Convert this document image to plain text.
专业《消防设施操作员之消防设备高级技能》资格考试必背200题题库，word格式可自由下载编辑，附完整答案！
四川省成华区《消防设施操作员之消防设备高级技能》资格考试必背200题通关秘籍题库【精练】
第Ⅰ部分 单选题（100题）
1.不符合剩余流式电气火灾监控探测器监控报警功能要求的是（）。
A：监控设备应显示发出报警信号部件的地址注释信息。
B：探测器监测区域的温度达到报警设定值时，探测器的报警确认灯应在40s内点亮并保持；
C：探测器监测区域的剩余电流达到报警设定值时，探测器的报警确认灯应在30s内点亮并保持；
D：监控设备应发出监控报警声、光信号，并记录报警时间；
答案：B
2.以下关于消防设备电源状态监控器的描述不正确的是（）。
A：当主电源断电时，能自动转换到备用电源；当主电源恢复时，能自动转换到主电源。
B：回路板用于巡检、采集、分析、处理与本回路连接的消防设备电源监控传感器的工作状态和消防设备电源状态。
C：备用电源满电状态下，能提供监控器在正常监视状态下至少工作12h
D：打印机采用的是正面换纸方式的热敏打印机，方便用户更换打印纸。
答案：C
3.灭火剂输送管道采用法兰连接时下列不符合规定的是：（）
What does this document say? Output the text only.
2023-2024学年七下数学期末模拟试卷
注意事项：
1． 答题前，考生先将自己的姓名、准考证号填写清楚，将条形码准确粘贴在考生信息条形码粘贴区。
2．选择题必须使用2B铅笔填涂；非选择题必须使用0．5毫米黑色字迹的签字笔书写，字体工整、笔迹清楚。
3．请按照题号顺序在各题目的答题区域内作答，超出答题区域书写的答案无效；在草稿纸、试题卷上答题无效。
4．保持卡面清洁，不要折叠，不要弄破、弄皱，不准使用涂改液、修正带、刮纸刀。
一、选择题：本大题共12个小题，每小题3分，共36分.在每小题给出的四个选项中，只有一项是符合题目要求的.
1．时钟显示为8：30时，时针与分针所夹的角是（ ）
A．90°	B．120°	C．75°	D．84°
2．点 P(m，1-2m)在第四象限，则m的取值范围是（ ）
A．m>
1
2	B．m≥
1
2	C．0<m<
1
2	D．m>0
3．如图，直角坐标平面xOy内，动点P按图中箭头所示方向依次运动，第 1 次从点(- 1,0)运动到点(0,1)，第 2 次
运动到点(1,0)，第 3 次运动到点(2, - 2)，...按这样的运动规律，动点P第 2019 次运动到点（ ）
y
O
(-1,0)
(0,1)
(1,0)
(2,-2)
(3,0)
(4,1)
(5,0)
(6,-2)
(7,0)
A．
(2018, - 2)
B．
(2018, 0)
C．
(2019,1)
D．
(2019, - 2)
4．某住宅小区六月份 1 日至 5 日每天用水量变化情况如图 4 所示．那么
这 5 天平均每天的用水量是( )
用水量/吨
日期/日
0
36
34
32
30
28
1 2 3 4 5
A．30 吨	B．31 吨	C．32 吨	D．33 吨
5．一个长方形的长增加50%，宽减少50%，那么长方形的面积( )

-.-.-

*WRITTEN INSTRUCTION*
Reproduce the lines word for word, starting at the one holding "What does this" and ending at the final line of the material above.

*TASK SOLUTION*
What does this document say? Output the text only.
2023-2024学年七下数学期末模拟试卷
注意事项：
1． 答题前，考生先将自己的姓名、准考证号填写清楚，将条形码准确粘贴在考生信息条形码粘贴区。
2．选择题必须使用2B铅笔填涂；非选择题必须使用0．5毫米黑色字迹的签字笔书写，字体工整、笔迹清楚。
3．请按照题号顺序在各题目的答题区域内作答，超出答题区域书写的答案无效；在草稿纸、试题卷上答题无效。
4．保持卡面清洁，不要折叠，不要弄破、弄皱，不准使用涂改液、修正带、刮纸刀。
一、选择题：本大题共12个小题，每小题3分，共36分.在每小题给出的四个选项中，只有一项是符合题目要求的.
1．时钟显示为8：30时，时针与分针所夹的角是（ ）
A．90°	B．120°	C．75°	D．84°
2．点 P(m，1-2m)在第四象限，则m的取值范围是（ ）
A．m>
1
2	B．m≥
1
2	C．0<m<
1
2	D．m>0
3．如图，直角坐标平面xOy内，动点P按图中箭头所示方向依次运动，第 1 次从点(- 1,0)运动到点(0,1)，第 2 次
运动到点(1,0)，第 3 次运动到点(2, - 2)，...按这样的运动规律，动点P第 2019 次运动到点（ ）
y
O
(-1,0)
(0,1)
(1,0)
(2,-2)
(3,0)
(4,1)
(5,0)
(6,-2)
(7,0)
A．
(2018, - 2)
B．
(2018, 0)
C．
(2019,1)
D．
(2019, - 2)
4．某住宅小区六月份 1 日至 5 日每天用水量变化情况如图 4 所示．那么
这 5 天平均每天的用水量是( )
用水量/吨
日期/日
0
36
34
32
30
28
1 2 3 4 5
A．30 吨	B．31 吨	C．32 吨	D．33 吨
5．一个长方形的长增加50%，宽减少50%，那么长方形的面积( )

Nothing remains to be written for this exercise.